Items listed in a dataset
######

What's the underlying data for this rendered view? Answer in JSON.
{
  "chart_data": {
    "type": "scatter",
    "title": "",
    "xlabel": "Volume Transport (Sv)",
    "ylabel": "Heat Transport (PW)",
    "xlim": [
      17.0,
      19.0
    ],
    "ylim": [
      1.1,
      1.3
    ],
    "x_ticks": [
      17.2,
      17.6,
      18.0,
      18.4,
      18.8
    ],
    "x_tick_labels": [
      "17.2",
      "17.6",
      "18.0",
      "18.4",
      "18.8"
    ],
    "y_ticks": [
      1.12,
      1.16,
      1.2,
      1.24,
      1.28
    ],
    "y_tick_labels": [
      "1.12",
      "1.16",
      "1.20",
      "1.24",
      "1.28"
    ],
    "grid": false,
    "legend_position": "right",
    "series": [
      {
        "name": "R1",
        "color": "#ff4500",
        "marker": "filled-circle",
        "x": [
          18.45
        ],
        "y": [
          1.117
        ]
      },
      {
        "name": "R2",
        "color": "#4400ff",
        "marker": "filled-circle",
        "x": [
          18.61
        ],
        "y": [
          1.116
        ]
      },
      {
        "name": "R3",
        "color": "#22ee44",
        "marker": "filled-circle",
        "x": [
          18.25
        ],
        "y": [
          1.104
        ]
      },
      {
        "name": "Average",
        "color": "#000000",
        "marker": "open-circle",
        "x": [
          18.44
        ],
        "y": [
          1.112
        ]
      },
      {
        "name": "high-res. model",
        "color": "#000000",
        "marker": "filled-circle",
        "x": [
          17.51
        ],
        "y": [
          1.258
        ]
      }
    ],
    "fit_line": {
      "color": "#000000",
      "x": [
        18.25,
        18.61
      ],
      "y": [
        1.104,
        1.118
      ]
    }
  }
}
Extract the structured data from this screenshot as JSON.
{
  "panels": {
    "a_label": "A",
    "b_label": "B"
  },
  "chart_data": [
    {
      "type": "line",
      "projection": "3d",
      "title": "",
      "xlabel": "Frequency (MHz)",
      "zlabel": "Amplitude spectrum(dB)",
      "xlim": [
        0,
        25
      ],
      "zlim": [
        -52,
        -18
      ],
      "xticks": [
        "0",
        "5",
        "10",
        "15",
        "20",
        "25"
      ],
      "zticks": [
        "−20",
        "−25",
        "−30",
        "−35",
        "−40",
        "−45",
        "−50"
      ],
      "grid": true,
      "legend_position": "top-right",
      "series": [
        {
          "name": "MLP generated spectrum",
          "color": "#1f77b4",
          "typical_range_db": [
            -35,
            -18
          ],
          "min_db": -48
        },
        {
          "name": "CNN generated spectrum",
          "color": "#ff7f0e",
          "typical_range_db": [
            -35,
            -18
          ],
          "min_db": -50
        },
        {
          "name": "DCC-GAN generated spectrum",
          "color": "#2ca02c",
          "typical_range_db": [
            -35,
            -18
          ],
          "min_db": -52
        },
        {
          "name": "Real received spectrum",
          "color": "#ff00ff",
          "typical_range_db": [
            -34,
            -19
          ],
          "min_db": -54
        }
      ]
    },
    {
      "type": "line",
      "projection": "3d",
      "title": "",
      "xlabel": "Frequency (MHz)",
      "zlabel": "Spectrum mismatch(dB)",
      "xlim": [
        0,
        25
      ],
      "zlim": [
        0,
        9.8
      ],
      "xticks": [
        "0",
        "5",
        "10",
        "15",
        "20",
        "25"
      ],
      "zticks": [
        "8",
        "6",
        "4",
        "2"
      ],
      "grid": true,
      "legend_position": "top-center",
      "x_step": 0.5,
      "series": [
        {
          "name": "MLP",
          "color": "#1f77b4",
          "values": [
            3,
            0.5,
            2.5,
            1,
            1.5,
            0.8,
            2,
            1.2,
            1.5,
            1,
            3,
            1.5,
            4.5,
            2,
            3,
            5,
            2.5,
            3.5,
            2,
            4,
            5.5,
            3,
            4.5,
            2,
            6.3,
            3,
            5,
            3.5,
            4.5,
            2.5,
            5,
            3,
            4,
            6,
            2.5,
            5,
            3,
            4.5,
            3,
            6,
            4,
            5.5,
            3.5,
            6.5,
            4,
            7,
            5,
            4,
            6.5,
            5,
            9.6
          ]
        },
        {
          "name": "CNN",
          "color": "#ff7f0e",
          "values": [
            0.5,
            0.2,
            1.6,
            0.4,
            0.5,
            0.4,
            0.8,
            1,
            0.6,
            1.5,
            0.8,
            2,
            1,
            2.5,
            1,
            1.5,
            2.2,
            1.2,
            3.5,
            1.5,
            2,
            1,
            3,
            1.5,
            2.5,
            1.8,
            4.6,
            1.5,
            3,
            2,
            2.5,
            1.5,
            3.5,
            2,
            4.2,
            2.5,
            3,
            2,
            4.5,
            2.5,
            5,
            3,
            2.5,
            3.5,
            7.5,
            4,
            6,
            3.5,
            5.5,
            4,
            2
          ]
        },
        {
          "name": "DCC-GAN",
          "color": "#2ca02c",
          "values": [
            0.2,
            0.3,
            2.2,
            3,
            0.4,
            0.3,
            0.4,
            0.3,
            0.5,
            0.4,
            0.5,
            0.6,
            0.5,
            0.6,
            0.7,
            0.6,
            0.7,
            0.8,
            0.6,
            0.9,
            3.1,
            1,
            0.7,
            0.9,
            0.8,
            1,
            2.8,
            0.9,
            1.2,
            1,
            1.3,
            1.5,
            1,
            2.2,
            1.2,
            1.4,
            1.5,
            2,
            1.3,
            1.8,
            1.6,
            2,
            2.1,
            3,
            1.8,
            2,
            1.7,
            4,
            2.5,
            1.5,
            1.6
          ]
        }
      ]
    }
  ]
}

######

**YOUR INSTRUCTIONS**:
Write the material out again in its entirety, exactly as shown.

**SOLUTION TO THIS EXERCISE**:
What's the underlying data for this rendered view? Answer in JSON.
{
  "chart_data": {
    "type": "scatter",
    "title": "",
    "xlabel": "Volume Transport (Sv)",
    "ylabel": "Heat Transport (PW)",
    "xlim": [
      17.0,
      19.0
    ],
    "ylim": [
      1.1,
      1.3
    ],
    "x_ticks": [
      17.2,
      17.6,
      18.0,
      18.4,
      18.8
    ],
    "x_tick_labels": [
      "17.2",
      "17.6",
      "18.0",
      "18.4",
      "18.8"
    ],
    "y_ticks": [
      1.12,
      1.16,
      1.2,
      1.24,
      1.28
    ],
    "y_tick_labels": [
      "1.12",
      "1.16",
      "1.20",
      "1.24",
      "1.28"
    ],
    "grid": false,
    "legend_position": "right",
    "series": [
      {
        "name": "R1",
        "color": "#ff4500",
        "marker": "filled-circle",
        "x": [
          18.45
        ],
        "y": [
          1.117
        ]
      },
      {
        "name": "R2",
        "color": "#4400ff",
        "marker": "filled-circle",
        "x": [
          18.61
        ],
        "y": [
          1.116
        ]
      },
      {
        "name": "R3",
        "color": "#22ee44",
        "marker": "filled-circle",
        "x": [
          18.25
        ],
        "y": [
          1.104
        ]
      },
      {
        "name": "Average",
        "color": "#000000",
        "marker": "open-circle",
        "x": [
          18.44
        ],
        "y": [
          1.112
        ]
      },
      {
        "name": "high-res. model",
        "color": "#000000",
        "marker": "filled-circle",
        "x": [
          17.51
        ],
        "y": [
          1.258
        ]
      }
    ],
    "fit_line": {
      "color": "#000000",
      "x": [
        18.25,
        18.61
      ],
      "y": [
        1.104,
        1.118
      ]
    }
  }
}
Extract the structured data from this screenshot as JSON.
{
  "panels": {
    "a_label": "A",
    "b_label": "B"
  },
  "chart_data": [
    {
      "type": "line",
      "projection": "3d",
      "title": "",
      "xlabel": "Frequency (MHz)",
      "zlabel": "Amplitude spectrum(dB)",
      "xlim": [
        0,
        25
      ],
      "zlim": [
        -52,
        -18
      ],
      "xticks": [
        "0",
        "5",
        "10",
        "15",
        "20",
        "25"
      ],
      "zticks": [
        "−20",
        "−25",
        "−30",
        "−35",
        "−40",
        "−45",
        "−50"
      ],
      "grid": true,
      "legend_position": "top-right",
      "series": [
        {
          "name": "MLP generated spectrum",
          "color": "#1f77b4",
          "typical_range_db": [
            -35,
            -18
          ],
          "min_db": -48
        },
        {
          "name": "CNN generated spectrum",
          "color": "#ff7f0e",
          "typical_range_db": [
            -35,
            -18
          ],
          "min_db": -50
        },
        {
          "name": "DCC-GAN generated spectrum",
          "color": "#2ca02c",
          "typical_range_db": [
            -35,
            -18
          ],
          "min_db": -52
        },
        {
          "name": "Real received spectrum",
          "color": "#ff00ff",
          "typical_range_db": [
            -34,
            -19
          ],
          "min_db": -54
        }
      ]
    },
    {
      "type": "line",
      "projection": "3d",
      "title": "",
      "xlabel": "Frequency (MHz)",
      "zlabel": "Spectrum mismatch(dB)",
      "xlim": [
        0,
        25
      ],
      "zlim": [
        0,
        9.8
      ],
      "xticks": [
        "0",
        "5",
        "10",
        "15",
        "20",
        "25"
      ],
      "zticks": [
        "8",
        "6",
        "4",
        "2"
      ],
      "grid": true,
      "legend_position": "top-center",
      "x_step": 0.5,
      "series": [
        {
          "name": "MLP",
          "color": "#1f77b4",
          "values": [
            3,
            0.5,
            2.5,
            1,
            1.5,
            0.8,
            2,
            1.2,
            1.5,
            1,
            3,
            1.5,
            4.5,
            2,
            3,
            5,
            2.5,
            3.5,
            2,
            4,
            5.5,
            3,
            4.5,
            2,
            6.3,
            3,
            5,
            3.5,
            4.5,
            2.5,
            5,
            3,
            4,
            6,
            2.5,
            5,
            3,
            4.5,
            3,
            6,
            4,
            5.5,
            3.5,
            6.5,
            4,
            7,
            5,
            4,
            6.5,
            5,
            9.6
          ]
        },
        {
          "name": "CNN",
          "color": "#ff7f0e",
          "values": [
            0.5,
            0.2,
            1.6,
            0.4,
            0.5,
            0.4,
            0.8,
            1,
            0.6,
            1.5,
            0.8,
            2,
            1,
            2.5,
            1,
            1.5,
            2.2,
            1.2,
            3.5,
            1.5,
            2,
            1,
            3,
            1.5,
            2.5,
            1.8,
            4.6,
            1.5,
            3,
            2,
            2.5,
            1.5,
            3.5,
            2,
            4.2,
            2.5,
            3,
            2,
            4.5,
            2.5,
            5,
            3,
            2.5,
            3.5,
            7.5,
            4,
            6,
            3.5,
            5.5,
            4,
            2
          ]
        },
        {
          "name": "DCC-GAN",
          "color": "#2ca02c",
          "values": [
            0.2,
            0.3,
            2.2,
            3,
            0.4,
            0.3,
            0.4,
            0.3,
            0.5,
            0.4,
            0.5,
            0.6,
            0.5,
            0.6,
            0.7,
            0.6,
            0.7,
            0.8,
            0.6,
            0.9,
            3.1,
            1,
            0.7,
            0.9,
            0.8,
            1,
            2.8,
            0.9,
            1.2,
            1,
            1.3,
            1.5,
            1,
            2.2,
            1.2,
            1.4,
            1.5,
            2,
            1.3,
            1.8,
            1.6,
            2,
            2.1,
            3,
            1.8,
            2,
            1.7,
            4,
            2.5,
            1.5,
            1.6
          ]
        }
      ]
    }
  ]
}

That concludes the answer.